◆ What the task requires ◆
Tally the lines of the listing that contain the word "name", then give the total and nothing else.

(Some records)
------------------------
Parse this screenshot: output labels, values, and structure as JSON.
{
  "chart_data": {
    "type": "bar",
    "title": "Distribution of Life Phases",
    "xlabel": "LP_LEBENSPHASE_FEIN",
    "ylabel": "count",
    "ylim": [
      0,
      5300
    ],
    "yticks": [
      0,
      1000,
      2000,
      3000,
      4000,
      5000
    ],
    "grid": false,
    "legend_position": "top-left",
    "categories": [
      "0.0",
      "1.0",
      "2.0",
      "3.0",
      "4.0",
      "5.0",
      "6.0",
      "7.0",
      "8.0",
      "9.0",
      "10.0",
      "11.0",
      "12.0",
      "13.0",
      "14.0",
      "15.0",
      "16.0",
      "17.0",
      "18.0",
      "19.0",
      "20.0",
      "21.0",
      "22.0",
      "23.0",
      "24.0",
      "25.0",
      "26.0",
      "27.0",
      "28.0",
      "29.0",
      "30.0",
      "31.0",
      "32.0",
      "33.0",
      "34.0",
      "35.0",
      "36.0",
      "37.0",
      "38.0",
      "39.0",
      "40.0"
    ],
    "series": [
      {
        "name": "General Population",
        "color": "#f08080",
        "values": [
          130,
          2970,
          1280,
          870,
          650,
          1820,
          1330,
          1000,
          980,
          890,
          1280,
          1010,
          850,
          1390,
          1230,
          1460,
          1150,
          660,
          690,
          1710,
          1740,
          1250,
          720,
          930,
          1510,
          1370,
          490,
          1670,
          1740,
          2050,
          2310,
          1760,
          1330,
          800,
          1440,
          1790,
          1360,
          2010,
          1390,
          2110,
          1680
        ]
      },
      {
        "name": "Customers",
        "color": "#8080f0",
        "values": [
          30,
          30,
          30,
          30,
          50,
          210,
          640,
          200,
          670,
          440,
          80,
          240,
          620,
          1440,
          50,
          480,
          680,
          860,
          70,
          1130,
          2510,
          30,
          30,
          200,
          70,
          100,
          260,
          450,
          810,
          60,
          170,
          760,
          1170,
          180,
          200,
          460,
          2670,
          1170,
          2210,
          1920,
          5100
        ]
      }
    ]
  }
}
------------------------
◆ The result ◆
2